Your objective> Check every line of the data below for the string "gauge", and copy the ones that hold it.

Data section>
-- start --

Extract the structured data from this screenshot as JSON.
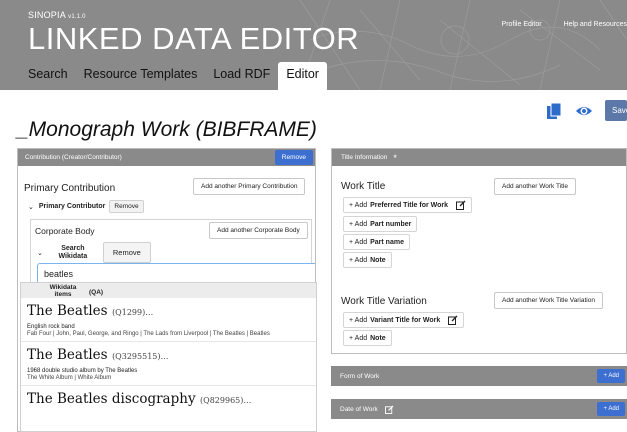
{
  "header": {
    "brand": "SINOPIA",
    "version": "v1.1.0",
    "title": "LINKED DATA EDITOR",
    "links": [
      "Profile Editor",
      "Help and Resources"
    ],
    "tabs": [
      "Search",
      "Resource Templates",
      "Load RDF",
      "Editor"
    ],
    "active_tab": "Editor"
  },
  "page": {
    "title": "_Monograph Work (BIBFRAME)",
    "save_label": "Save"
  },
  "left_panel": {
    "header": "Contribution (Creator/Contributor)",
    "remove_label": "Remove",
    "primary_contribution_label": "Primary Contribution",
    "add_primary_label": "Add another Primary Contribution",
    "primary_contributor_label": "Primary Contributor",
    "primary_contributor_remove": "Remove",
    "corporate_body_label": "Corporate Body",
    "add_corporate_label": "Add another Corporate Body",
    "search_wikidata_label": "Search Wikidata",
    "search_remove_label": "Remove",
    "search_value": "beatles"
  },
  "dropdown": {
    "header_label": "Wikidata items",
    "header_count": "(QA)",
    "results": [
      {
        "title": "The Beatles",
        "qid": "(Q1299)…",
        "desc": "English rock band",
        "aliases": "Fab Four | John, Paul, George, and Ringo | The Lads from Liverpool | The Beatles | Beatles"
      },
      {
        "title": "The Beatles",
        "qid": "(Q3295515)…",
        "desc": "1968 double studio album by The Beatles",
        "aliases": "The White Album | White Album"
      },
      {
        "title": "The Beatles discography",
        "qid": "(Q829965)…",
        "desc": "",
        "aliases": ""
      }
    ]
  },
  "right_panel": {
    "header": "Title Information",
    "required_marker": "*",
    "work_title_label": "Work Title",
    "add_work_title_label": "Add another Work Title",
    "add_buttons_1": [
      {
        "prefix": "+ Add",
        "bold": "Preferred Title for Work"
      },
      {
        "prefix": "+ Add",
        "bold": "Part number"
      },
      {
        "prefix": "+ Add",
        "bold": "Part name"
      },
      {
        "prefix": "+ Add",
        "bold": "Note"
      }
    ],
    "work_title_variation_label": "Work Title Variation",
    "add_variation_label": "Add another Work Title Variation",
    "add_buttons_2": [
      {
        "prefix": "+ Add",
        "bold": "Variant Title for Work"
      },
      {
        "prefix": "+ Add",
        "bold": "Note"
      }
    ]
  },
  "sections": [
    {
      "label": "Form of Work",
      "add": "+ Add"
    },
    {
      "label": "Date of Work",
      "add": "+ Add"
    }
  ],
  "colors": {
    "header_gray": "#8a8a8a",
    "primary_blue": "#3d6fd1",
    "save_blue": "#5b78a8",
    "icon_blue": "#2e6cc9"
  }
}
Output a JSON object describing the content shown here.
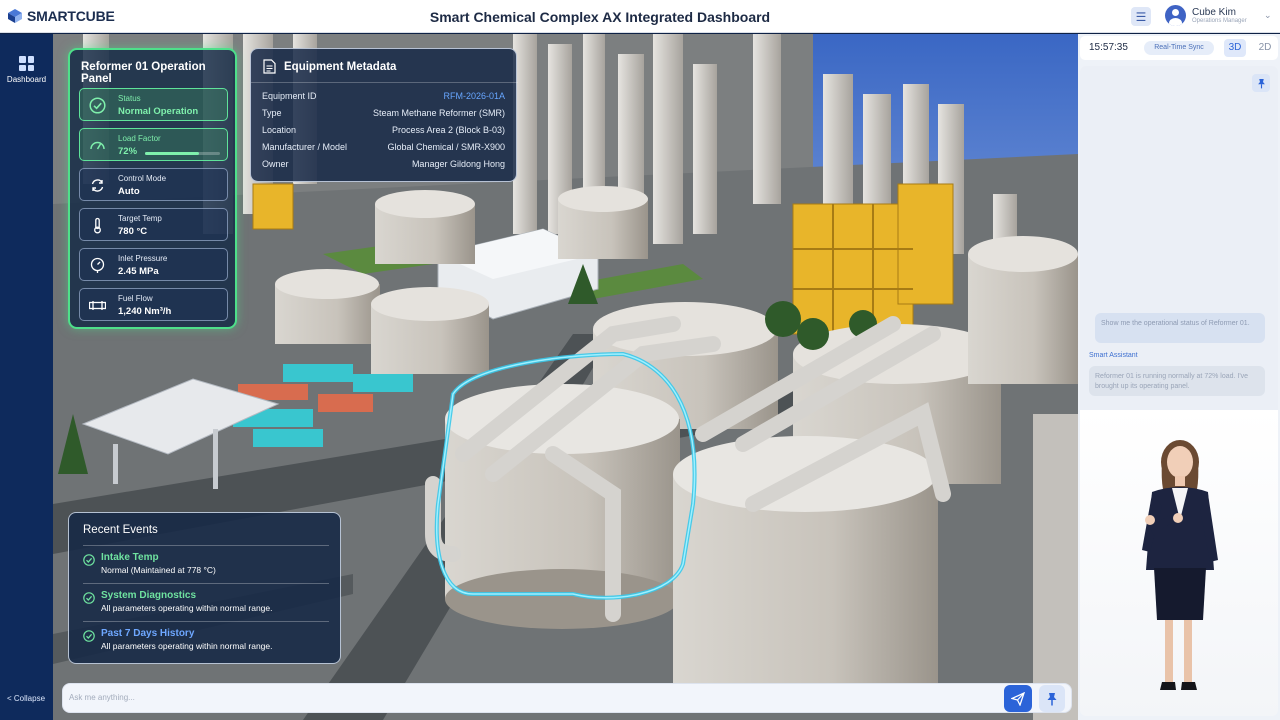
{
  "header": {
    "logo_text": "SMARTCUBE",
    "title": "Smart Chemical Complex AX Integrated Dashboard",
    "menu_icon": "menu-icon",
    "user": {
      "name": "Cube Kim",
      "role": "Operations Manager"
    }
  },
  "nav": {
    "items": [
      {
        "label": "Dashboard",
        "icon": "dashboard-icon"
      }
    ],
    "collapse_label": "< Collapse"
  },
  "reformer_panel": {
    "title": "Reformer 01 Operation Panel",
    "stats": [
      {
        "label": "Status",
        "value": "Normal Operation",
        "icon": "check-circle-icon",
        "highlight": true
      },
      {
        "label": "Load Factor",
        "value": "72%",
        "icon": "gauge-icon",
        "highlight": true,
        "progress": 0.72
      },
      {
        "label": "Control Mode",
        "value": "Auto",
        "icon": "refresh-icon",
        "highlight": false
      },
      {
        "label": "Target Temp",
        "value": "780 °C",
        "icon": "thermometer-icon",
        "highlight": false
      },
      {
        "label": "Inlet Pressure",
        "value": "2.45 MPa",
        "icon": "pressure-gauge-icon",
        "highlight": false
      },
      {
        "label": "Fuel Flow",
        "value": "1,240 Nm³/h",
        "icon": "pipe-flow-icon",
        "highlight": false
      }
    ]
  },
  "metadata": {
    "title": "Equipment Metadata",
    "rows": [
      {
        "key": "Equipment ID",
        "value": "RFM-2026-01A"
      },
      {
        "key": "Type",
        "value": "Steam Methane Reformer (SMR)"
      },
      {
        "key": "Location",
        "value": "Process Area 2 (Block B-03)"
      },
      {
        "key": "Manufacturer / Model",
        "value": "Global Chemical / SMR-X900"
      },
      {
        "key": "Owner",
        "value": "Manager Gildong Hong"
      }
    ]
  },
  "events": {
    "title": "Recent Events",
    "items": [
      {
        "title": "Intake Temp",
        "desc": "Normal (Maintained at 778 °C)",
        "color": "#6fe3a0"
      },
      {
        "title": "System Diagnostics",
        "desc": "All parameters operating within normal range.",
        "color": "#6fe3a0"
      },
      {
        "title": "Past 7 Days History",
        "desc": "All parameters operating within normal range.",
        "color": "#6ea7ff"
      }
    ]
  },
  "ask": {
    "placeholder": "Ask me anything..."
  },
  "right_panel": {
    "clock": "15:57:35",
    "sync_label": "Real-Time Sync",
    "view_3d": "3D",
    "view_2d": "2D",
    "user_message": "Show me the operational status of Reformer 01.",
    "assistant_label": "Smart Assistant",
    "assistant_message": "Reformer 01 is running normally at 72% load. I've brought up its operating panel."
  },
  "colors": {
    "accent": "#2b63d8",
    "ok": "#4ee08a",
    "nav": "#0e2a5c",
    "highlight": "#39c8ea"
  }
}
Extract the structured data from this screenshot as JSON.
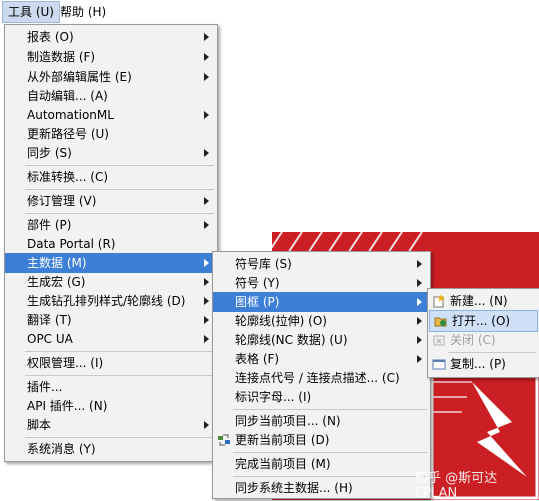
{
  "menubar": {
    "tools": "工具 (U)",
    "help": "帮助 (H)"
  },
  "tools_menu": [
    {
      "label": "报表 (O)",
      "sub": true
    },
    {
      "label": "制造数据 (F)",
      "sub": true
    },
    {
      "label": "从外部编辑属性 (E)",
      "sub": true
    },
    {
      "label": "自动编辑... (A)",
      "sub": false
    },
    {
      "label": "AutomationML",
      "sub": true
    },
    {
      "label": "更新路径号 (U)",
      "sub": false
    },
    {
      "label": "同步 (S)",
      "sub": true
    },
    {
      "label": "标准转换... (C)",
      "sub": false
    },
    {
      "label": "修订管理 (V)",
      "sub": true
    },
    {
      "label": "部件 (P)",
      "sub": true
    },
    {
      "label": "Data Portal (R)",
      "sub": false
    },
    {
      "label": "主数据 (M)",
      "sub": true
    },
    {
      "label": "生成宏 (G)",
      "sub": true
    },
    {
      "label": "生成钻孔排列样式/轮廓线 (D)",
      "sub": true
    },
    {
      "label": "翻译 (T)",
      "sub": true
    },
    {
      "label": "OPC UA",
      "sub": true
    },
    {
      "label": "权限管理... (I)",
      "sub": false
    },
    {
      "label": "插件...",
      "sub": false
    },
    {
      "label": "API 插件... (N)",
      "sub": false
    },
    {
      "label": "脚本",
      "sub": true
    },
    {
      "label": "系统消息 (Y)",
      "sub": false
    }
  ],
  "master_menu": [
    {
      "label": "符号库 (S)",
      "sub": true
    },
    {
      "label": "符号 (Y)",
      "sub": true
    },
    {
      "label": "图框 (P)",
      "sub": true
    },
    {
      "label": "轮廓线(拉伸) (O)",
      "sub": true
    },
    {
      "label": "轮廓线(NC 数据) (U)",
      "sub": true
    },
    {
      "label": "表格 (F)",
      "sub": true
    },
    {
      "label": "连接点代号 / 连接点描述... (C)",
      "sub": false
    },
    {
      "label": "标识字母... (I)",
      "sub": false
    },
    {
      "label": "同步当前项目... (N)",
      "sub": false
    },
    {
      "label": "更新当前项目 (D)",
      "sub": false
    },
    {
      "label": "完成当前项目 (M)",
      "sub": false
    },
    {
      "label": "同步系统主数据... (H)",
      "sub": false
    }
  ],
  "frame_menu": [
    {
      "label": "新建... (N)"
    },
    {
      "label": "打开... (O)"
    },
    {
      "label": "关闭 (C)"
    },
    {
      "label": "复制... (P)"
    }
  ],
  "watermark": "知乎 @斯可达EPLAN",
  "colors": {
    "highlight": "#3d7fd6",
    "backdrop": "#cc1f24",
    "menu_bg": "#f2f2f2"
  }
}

-- end --
-- start --

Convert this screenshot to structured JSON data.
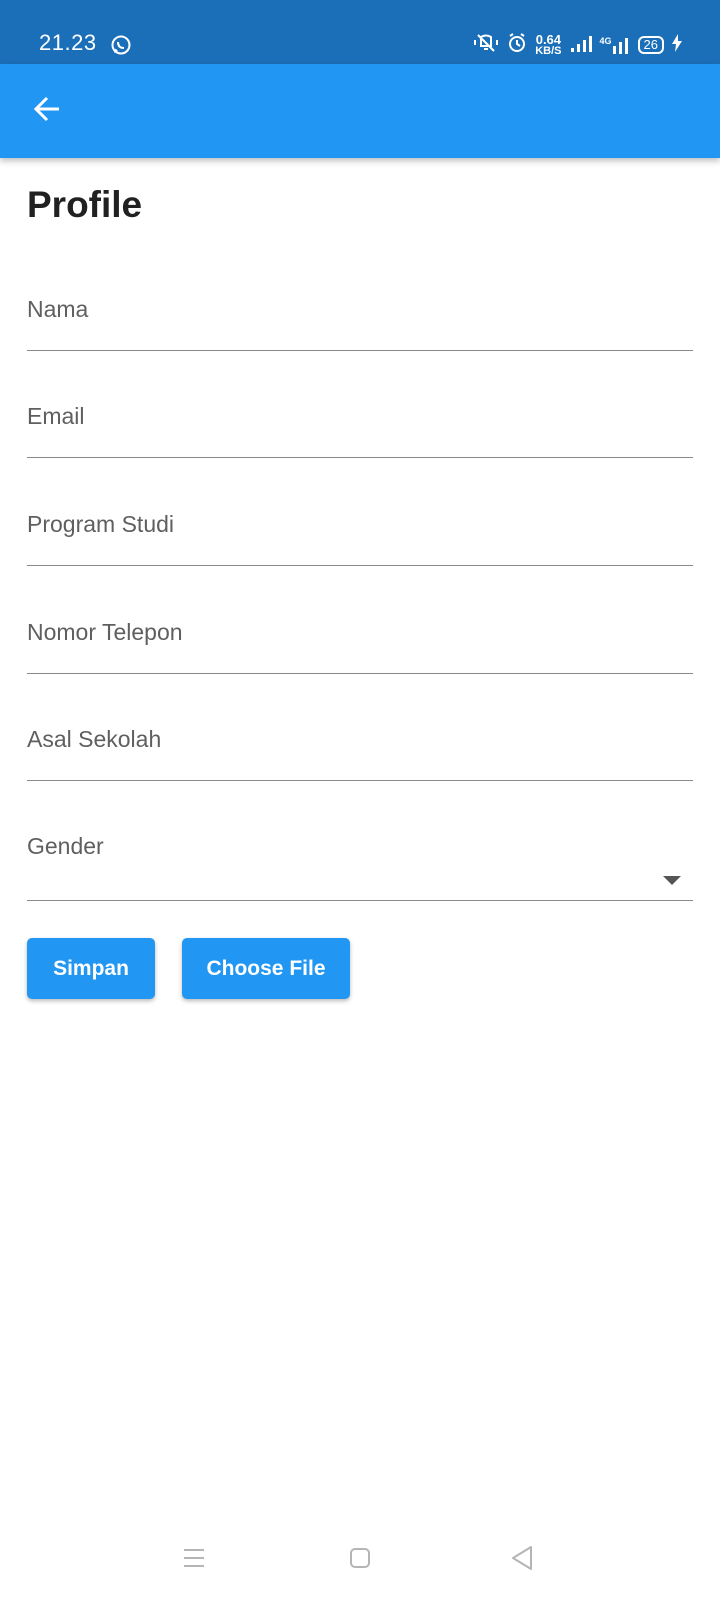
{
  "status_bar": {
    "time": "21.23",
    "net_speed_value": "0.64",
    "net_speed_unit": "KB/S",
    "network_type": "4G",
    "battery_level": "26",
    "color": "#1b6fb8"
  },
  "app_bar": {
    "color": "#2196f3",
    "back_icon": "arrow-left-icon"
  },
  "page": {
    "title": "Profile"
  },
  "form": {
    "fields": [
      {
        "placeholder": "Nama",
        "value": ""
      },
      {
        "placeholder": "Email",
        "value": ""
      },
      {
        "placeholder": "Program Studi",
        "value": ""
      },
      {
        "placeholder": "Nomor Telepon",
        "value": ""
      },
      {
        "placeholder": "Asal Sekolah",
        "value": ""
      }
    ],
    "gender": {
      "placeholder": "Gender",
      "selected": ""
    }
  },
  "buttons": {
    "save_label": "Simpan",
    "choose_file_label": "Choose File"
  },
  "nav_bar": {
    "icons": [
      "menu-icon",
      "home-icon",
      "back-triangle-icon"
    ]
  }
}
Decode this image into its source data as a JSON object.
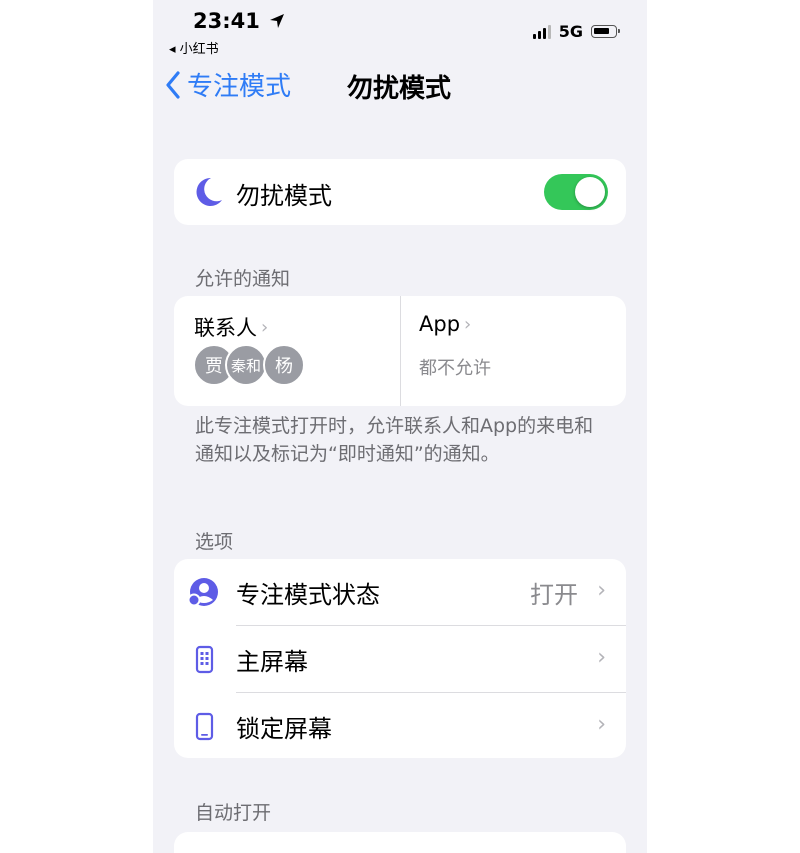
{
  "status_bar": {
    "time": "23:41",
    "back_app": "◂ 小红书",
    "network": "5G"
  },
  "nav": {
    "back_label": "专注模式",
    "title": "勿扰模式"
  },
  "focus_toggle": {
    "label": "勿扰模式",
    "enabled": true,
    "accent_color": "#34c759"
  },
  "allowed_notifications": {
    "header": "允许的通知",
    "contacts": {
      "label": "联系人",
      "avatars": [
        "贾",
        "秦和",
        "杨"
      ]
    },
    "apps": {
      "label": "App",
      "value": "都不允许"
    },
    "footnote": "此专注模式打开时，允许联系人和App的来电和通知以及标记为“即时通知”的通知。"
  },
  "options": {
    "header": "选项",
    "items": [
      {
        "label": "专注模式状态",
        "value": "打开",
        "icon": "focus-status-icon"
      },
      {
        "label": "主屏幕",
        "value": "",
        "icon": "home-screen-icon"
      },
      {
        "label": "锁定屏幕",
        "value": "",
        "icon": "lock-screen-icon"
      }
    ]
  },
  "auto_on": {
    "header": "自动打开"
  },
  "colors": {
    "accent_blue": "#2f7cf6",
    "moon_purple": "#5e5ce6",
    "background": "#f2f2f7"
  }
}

-- end --

Problem solution>
        "icon": "gauge-icon",
        "icon": "pressure-gauge-icon",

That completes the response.